Collected data entries
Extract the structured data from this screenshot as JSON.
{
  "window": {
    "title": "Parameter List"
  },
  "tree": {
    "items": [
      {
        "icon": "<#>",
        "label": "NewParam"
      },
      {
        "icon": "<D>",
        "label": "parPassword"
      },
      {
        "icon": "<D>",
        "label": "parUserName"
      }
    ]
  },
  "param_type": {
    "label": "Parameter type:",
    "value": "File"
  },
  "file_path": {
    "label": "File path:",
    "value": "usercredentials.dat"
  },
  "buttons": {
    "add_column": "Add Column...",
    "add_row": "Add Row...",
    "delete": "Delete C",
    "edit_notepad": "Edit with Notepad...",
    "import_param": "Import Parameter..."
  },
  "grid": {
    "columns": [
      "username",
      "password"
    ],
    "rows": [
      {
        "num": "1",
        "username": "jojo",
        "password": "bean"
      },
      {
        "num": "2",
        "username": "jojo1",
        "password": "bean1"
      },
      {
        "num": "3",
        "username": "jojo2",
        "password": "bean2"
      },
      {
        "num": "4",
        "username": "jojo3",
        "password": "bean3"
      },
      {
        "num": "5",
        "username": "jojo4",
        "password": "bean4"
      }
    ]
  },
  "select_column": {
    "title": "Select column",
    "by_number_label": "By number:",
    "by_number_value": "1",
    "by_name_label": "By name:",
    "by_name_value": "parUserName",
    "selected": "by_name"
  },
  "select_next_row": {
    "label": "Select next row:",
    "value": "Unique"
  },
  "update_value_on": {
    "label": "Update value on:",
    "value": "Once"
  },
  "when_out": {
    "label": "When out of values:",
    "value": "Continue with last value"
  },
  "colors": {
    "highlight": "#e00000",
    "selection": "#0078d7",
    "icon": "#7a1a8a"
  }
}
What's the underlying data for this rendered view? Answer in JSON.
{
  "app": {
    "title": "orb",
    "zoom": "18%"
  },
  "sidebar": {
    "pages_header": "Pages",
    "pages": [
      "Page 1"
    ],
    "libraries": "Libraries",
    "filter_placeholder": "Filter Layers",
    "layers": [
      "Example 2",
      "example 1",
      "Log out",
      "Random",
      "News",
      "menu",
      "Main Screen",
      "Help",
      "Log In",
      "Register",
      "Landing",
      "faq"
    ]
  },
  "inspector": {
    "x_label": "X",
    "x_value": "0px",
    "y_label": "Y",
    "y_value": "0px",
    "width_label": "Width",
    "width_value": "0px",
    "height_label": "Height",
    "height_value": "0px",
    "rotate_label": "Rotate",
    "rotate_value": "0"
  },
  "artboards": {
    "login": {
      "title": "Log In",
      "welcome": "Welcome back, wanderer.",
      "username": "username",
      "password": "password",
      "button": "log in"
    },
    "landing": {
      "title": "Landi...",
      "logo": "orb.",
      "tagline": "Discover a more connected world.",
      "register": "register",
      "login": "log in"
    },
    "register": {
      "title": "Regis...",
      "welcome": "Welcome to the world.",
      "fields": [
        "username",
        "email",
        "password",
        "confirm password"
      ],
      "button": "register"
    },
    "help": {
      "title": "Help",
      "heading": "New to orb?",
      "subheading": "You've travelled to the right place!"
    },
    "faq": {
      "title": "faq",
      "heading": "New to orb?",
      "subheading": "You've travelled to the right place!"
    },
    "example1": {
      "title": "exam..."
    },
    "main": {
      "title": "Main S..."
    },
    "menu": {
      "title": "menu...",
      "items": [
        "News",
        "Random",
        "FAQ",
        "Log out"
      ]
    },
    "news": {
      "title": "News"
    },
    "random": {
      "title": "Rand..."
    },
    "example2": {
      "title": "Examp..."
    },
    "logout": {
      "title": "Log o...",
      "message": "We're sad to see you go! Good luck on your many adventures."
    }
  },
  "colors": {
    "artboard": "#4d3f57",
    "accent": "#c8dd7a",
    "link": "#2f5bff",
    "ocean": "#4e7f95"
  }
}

*Short exercise:*
Repeat every record exactly as written, please.

*Answer to this problem:*
Extract the structured data from this screenshot as JSON.
{
  "window": {
    "title": "Parameter List"
  },
  "tree": {
    "items": [
      {
        "icon": "<#>",
        "label": "NewParam"
      },
      {
        "icon": "<D>",
        "label": "parPassword"
      },
      {
        "icon": "<D>",
        "label": "parUserName"
      }
    ]
  },
  "param_type": {
    "label": "Parameter type:",
    "value": "File"
  },
  "file_path": {
    "label": "File path:",
    "value": "usercredentials.dat"
  },
  "buttons": {
    "add_column": "Add Column...",
    "add_row": "Add Row...",
    "delete": "Delete C",
    "edit_notepad": "Edit with Notepad...",
    "import_param": "Import Parameter..."
  },
  "grid": {
    "columns": [
      "username",
      "password"
    ],
    "rows": [
      {
        "num": "1",
        "username": "jojo",
        "password": "bean"
      },
      {
        "num": "2",
        "username": "jojo1",
        "password": "bean1"
      },
      {
        "num": "3",
        "username": "jojo2",
        "password": "bean2"
      },
      {
        "num": "4",
        "username": "jojo3",
        "password": "bean3"
      },
      {
        "num": "5",
        "username": "jojo4",
        "password": "bean4"
      }
    ]
  },
  "select_column": {
    "title": "Select column",
    "by_number_label": "By number:",
    "by_number_value": "1",
    "by_name_label": "By name:",
    "by_name_value": "parUserName",
    "selected": "by_name"
  },
  "select_next_row": {
    "label": "Select next row:",
    "value": "Unique"
  },
  "update_value_on": {
    "label": "Update value on:",
    "value": "Once"
  },
  "when_out": {
    "label": "When out of values:",
    "value": "Continue with last value"
  },
  "colors": {
    "highlight": "#e00000",
    "selection": "#0078d7",
    "icon": "#7a1a8a"
  }
}
What's the underlying data for this rendered view? Answer in JSON.
{
  "app": {
    "title": "orb",
    "zoom": "18%"
  },
  "sidebar": {
    "pages_header": "Pages",
    "pages": [
      "Page 1"
    ],
    "libraries": "Libraries",
    "filter_placeholder": "Filter Layers",
    "layers": [
      "Example 2",
      "example 1",
      "Log out",
      "Random",
      "News",
      "menu",
      "Main Screen",
      "Help",
      "Log In",
      "Register",
      "Landing",
      "faq"
    ]
  },
  "inspector": {
    "x_label": "X",
    "x_value": "0px",
    "y_label": "Y",
    "y_value": "0px",
    "width_label": "Width",
    "width_value": "0px",
    "height_label": "Height",
    "height_value": "0px",
    "rotate_label": "Rotate",
    "rotate_value": "0"
  },
  "artboards": {
    "login": {
      "title": "Log In",
      "welcome": "Welcome back, wanderer.",
      "username": "username",
      "password": "password",
      "button": "log in"
    },
    "landing": {
      "title": "Landi...",
      "logo": "orb.",
      "tagline": "Discover a more connected world.",
      "register": "register",
      "login": "log in"
    },
    "register": {
      "title": "Regis...",
      "welcome": "Welcome to the world.",
      "fields": [
        "username",
        "email",
        "password",
        "confirm password"
      ],
      "button": "register"
    },
    "help": {
      "title": "Help",
      "heading": "New to orb?",
      "subheading": "You've travelled to the right place!"
    },
    "faq": {
      "title": "faq",
      "heading": "New to orb?",
      "subheading": "You've travelled to the right place!"
    },
    "example1": {
      "title": "exam..."
    },
    "main": {
      "title": "Main S..."
    },
    "menu": {
      "title": "menu...",
      "items": [
        "News",
        "Random",
        "FAQ",
        "Log out"
      ]
    },
    "news": {
      "title": "News"
    },
    "random": {
      "title": "Rand..."
    },
    "example2": {
      "title": "Examp..."
    },
    "logout": {
      "title": "Log o...",
      "message": "We're sad to see you go! Good luck on your many adventures."
    }
  },
  "colors": {
    "artboard": "#4d3f57",
    "accent": "#c8dd7a",
    "link": "#2f5bff",
    "ocean": "#4e7f95"
  }
}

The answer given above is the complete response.